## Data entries
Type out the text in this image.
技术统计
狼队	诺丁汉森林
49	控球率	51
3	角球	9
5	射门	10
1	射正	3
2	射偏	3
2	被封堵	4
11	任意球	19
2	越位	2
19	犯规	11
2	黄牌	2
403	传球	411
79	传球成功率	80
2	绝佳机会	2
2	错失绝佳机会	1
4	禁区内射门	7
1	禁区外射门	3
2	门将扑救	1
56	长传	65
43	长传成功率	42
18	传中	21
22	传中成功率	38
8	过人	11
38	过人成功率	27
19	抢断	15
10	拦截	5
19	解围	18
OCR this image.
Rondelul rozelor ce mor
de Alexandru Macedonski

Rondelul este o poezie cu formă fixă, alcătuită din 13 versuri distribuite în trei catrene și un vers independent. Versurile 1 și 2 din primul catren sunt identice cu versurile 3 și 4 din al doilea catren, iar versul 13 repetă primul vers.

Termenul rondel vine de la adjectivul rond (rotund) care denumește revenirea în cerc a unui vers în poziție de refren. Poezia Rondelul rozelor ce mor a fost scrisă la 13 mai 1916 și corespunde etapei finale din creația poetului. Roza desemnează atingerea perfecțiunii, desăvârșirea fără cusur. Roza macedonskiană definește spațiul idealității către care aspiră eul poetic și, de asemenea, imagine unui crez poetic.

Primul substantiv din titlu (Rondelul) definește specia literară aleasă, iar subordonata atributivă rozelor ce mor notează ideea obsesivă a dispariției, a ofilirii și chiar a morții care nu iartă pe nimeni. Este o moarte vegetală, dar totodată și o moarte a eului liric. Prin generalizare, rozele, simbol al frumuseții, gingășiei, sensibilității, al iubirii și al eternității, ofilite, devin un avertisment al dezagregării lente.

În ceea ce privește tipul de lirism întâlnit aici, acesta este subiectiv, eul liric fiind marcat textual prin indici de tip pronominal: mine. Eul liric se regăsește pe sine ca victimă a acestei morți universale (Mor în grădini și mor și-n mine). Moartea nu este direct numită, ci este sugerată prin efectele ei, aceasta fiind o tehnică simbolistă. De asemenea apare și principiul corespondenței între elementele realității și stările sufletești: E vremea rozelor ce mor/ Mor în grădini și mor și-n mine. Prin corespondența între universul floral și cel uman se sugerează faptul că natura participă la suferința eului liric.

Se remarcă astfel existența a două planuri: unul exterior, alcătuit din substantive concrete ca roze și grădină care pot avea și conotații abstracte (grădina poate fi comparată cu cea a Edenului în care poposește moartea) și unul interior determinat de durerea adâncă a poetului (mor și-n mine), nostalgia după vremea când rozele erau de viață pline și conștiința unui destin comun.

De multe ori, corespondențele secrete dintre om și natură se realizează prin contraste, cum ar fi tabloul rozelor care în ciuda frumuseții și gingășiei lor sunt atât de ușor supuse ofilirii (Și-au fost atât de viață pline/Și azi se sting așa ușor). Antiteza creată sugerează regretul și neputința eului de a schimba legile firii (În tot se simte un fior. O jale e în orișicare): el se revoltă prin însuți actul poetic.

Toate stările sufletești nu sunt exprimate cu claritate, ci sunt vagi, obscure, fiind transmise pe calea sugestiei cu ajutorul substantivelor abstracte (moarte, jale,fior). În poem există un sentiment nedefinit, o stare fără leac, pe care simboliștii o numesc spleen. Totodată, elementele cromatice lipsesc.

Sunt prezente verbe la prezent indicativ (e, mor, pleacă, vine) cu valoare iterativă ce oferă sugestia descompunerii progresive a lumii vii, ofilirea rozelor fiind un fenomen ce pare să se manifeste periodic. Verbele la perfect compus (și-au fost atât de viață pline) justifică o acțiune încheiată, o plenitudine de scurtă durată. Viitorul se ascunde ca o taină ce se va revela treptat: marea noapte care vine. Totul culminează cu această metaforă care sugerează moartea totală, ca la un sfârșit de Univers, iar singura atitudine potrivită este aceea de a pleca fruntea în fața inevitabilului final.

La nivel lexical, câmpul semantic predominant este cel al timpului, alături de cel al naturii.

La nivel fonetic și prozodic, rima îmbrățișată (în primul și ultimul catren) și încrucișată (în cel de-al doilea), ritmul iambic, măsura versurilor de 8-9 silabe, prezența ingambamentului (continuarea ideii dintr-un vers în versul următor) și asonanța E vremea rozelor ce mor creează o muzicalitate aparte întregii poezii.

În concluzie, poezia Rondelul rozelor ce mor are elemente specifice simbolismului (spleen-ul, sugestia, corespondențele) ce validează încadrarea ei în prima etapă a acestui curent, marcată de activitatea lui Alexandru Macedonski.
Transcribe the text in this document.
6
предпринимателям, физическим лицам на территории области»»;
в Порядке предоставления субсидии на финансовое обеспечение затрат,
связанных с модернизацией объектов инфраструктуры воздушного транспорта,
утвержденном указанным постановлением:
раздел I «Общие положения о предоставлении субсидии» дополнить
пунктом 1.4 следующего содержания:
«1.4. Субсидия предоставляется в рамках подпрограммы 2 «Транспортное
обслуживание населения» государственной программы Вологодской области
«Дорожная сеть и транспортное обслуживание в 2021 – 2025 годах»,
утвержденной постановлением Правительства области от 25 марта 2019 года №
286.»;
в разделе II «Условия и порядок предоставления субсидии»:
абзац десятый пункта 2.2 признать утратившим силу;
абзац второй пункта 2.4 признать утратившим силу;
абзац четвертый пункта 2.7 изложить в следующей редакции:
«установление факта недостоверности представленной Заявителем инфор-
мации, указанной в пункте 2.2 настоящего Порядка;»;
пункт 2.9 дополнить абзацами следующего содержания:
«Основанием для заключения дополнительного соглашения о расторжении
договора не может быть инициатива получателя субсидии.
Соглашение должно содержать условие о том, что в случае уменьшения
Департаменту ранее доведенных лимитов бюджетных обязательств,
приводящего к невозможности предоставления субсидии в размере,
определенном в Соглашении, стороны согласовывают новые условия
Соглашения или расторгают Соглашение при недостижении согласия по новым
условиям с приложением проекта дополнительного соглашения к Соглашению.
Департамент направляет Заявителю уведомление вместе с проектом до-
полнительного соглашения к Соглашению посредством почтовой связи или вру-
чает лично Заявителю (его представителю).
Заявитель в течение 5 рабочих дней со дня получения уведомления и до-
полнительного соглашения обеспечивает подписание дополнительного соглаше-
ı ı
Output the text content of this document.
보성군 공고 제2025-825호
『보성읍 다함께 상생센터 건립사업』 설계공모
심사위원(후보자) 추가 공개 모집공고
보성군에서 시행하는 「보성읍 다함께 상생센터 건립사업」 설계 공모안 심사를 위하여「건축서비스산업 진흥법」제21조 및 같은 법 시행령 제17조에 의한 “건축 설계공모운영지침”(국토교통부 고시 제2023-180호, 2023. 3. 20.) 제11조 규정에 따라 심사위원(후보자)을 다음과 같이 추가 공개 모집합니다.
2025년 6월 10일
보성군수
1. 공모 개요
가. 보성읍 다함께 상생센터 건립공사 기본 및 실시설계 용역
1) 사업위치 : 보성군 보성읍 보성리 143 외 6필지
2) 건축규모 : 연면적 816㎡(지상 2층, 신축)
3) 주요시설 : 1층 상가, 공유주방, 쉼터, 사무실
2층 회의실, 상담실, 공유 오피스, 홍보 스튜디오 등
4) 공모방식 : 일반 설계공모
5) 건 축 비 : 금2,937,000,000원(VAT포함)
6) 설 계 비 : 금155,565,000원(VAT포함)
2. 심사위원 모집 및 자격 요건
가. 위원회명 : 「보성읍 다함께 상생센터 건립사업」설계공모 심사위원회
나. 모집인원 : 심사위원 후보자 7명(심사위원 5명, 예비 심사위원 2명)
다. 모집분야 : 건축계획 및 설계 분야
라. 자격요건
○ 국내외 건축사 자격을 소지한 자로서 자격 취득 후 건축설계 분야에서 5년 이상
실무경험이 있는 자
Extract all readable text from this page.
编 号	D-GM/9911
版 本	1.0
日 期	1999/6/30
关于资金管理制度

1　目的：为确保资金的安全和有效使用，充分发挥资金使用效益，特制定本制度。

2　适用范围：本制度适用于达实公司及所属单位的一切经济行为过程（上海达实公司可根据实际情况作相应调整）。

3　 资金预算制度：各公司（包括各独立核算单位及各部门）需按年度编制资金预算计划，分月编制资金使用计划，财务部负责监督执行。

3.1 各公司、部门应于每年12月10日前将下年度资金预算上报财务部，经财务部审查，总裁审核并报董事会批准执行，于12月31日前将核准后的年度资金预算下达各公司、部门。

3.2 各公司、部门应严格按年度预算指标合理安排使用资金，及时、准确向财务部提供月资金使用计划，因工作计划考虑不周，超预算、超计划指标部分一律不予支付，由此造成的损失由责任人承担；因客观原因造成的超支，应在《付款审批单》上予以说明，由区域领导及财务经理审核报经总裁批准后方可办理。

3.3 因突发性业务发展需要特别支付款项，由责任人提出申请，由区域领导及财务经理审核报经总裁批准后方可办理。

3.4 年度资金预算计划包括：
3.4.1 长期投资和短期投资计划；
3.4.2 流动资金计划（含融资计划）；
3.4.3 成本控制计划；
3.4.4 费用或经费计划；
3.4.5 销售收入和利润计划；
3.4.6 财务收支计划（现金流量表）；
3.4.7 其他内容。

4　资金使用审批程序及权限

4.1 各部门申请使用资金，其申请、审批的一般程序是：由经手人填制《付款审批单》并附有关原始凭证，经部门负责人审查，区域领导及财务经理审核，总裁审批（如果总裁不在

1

## Brief
Nothing but the lines from the one with "Extract all readable text from this page." through the last line should be repeated, each exactly as it stands.

## Solution below
Extract all readable text from this page.
编 号	D-GM/9911
版 本	1.0
日 期	1999/6/30
关于资金管理制度

1　目的：为确保资金的安全和有效使用，充分发挥资金使用效益，特制定本制度。

2　适用范围：本制度适用于达实公司及所属单位的一切经济行为过程（上海达实公司可根据实际情况作相应调整）。

3　 资金预算制度：各公司（包括各独立核算单位及各部门）需按年度编制资金预算计划，分月编制资金使用计划，财务部负责监督执行。

3.1 各公司、部门应于每年12月10日前将下年度资金预算上报财务部，经财务部审查，总裁审核并报董事会批准执行，于12月31日前将核准后的年度资金预算下达各公司、部门。

3.2 各公司、部门应严格按年度预算指标合理安排使用资金，及时、准确向财务部提供月资金使用计划，因工作计划考虑不周，超预算、超计划指标部分一律不予支付，由此造成的损失由责任人承担；因客观原因造成的超支，应在《付款审批单》上予以说明，由区域领导及财务经理审核报经总裁批准后方可办理。

3.3 因突发性业务发展需要特别支付款项，由责任人提出申请，由区域领导及财务经理审核报经总裁批准后方可办理。

3.4 年度资金预算计划包括：
3.4.1 长期投资和短期投资计划；
3.4.2 流动资金计划（含融资计划）；
3.4.3 成本控制计划；
3.4.4 费用或经费计划；
3.4.5 销售收入和利润计划；
3.4.6 财务收支计划（现金流量表）；
3.4.7 其他内容。

4　资金使用审批程序及权限

4.1 各部门申请使用资金，其申请、审批的一般程序是：由经手人填制《付款审批单》并附有关原始凭证，经部门负责人审查，区域领导及财务经理审核，总裁审批（如果总裁不在

1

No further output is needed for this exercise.